▶ _Material for this exercise_:
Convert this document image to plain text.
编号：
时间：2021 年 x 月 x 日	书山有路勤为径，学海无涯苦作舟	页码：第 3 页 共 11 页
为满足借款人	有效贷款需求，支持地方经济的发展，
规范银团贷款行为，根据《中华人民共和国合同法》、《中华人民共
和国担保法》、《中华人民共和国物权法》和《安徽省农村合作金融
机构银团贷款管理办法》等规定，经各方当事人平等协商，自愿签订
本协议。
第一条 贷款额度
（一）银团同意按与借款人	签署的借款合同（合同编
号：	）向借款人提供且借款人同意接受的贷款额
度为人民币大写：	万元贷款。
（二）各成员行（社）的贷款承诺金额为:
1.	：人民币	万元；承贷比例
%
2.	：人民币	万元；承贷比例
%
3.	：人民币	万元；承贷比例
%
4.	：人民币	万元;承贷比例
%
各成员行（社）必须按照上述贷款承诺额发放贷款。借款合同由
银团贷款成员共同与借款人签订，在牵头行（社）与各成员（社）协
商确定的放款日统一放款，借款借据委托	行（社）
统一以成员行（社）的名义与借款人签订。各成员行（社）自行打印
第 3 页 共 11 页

...

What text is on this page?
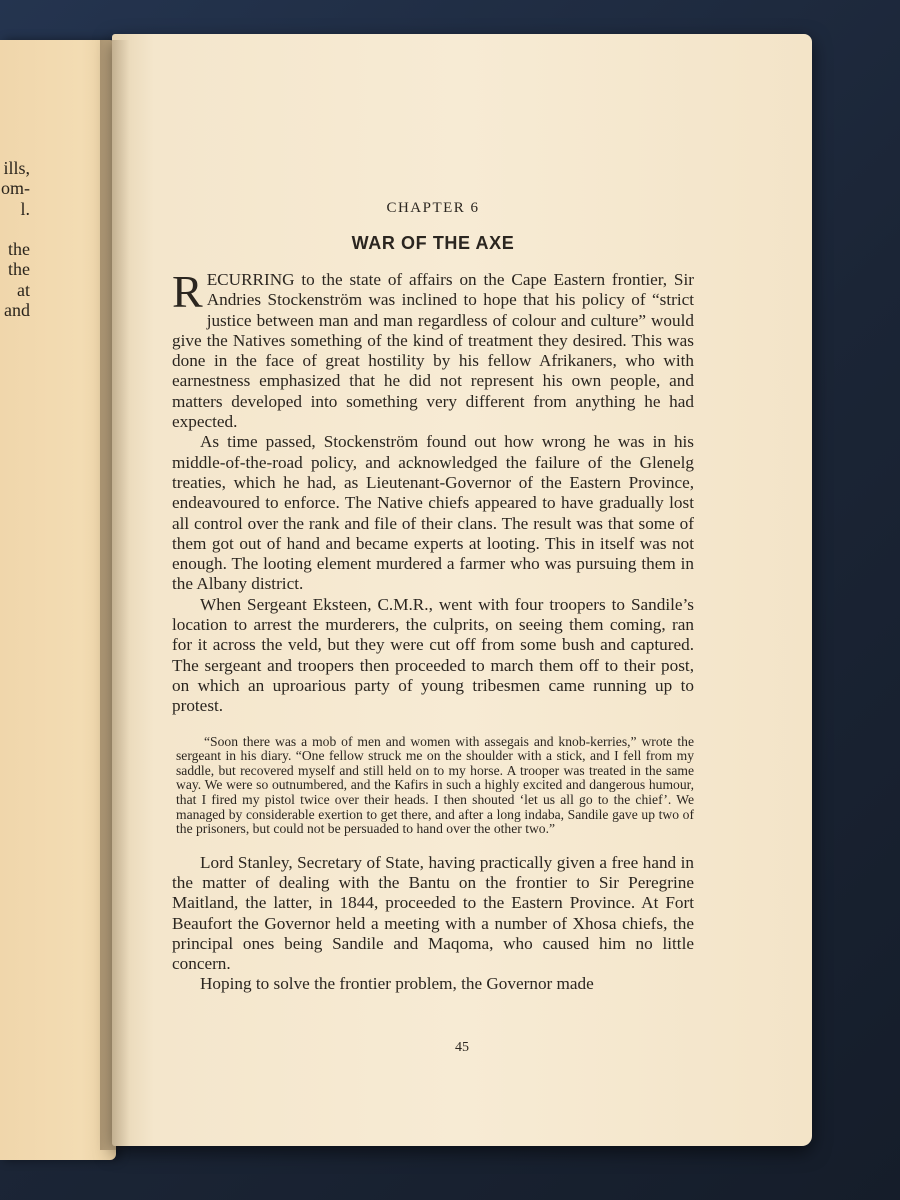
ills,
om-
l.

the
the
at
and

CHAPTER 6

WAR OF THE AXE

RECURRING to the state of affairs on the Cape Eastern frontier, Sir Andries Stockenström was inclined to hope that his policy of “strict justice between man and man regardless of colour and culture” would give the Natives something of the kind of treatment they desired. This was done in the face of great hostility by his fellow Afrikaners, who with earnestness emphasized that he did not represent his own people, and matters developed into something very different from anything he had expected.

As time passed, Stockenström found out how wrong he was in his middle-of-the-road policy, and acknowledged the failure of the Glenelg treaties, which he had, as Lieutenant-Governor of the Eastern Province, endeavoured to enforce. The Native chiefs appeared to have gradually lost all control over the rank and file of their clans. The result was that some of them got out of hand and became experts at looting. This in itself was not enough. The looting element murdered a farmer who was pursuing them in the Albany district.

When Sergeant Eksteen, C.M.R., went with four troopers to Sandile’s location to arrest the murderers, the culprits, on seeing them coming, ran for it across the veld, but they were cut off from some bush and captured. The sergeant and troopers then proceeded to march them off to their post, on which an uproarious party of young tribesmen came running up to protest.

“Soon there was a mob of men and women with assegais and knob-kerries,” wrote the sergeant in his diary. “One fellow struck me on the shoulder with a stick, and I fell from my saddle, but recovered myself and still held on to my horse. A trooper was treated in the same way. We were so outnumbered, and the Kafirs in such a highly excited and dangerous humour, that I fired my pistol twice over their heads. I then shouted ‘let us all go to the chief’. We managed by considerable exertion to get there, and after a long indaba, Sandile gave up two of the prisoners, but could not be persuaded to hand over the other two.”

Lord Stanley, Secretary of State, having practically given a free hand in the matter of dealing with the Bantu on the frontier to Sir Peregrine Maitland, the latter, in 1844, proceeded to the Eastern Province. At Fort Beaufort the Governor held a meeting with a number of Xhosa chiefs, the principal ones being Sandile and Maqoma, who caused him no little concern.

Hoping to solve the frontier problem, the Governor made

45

▶ _Instructions to follow_: Search the records for the word "各成员行". Copy every line that has it.

▶ _The completed task_:
（二）各成员行（社）的贷款承诺金额为:
各成员行（社）必须按照上述贷款承诺额发放贷款。借款合同由
统一以成员行（社）的名义与借款人签订。各成员行（社）自行打印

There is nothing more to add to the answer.